>>>

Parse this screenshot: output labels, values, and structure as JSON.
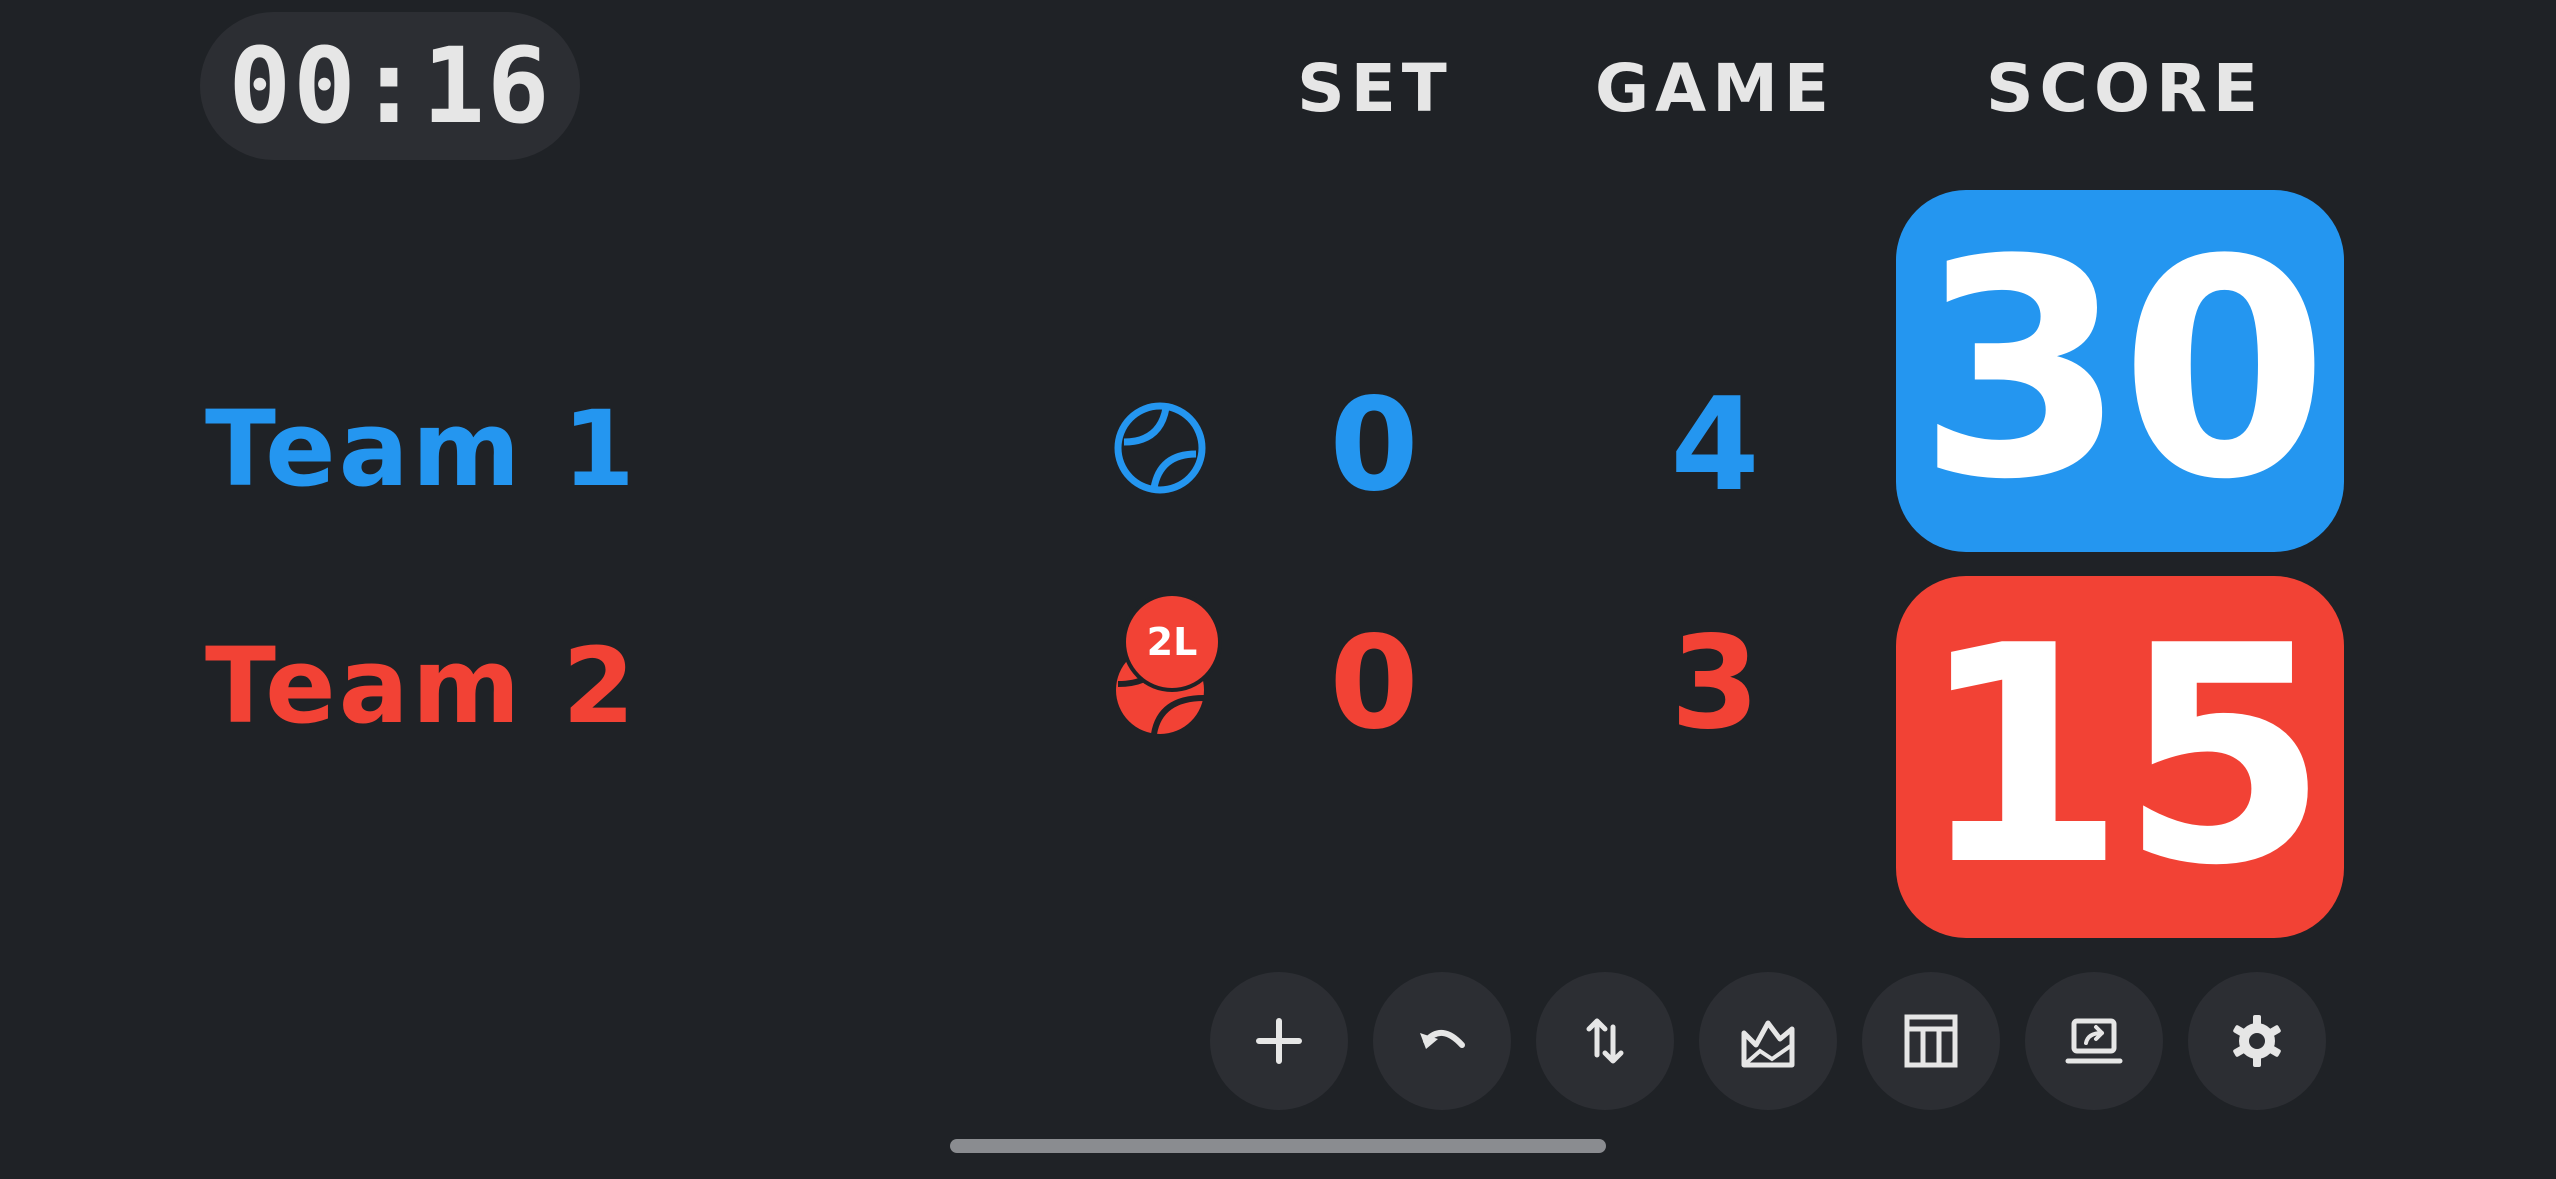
{
  "timer": {
    "text": "00:16"
  },
  "headers": {
    "set": "SET",
    "game": "GAME",
    "score": "SCORE"
  },
  "teams": [
    {
      "name": "Team 1",
      "set": "0",
      "game": "4",
      "score": "30",
      "color": "#2496f0",
      "indicator_icon": "tennis-ball-icon"
    },
    {
      "name": "Team 2",
      "set": "0",
      "game": "3",
      "score": "15",
      "color": "#f24235",
      "indicator_icon": "tennis-ball-icon",
      "serve_badge": "2L"
    }
  ],
  "toolbar": {
    "buttons": [
      {
        "icon": "plus-icon"
      },
      {
        "icon": "undo-icon"
      },
      {
        "icon": "swap-icon"
      },
      {
        "icon": "chart-icon"
      },
      {
        "icon": "table-icon"
      },
      {
        "icon": "share-screen-icon"
      },
      {
        "icon": "gear-icon"
      }
    ]
  },
  "colors": {
    "background": "#1f2226",
    "button": "#2c2e33",
    "text": "#e6e6e6"
  }
}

<<<

Reproduce the material above in full, exactly, with no images.

Worked answer =
Parse this screenshot: output labels, values, and structure as JSON.
{
  "timer": {
    "text": "00:16"
  },
  "headers": {
    "set": "SET",
    "game": "GAME",
    "score": "SCORE"
  },
  "teams": [
    {
      "name": "Team 1",
      "set": "0",
      "game": "4",
      "score": "30",
      "color": "#2496f0",
      "indicator_icon": "tennis-ball-icon"
    },
    {
      "name": "Team 2",
      "set": "0",
      "game": "3",
      "score": "15",
      "color": "#f24235",
      "indicator_icon": "tennis-ball-icon",
      "serve_badge": "2L"
    }
  ],
  "toolbar": {
    "buttons": [
      {
        "icon": "plus-icon"
      },
      {
        "icon": "undo-icon"
      },
      {
        "icon": "swap-icon"
      },
      {
        "icon": "chart-icon"
      },
      {
        "icon": "table-icon"
      },
      {
        "icon": "share-screen-icon"
      },
      {
        "icon": "gear-icon"
      }
    ]
  },
  "colors": {
    "background": "#1f2226",
    "button": "#2c2e33",
    "text": "#e6e6e6"
  }
}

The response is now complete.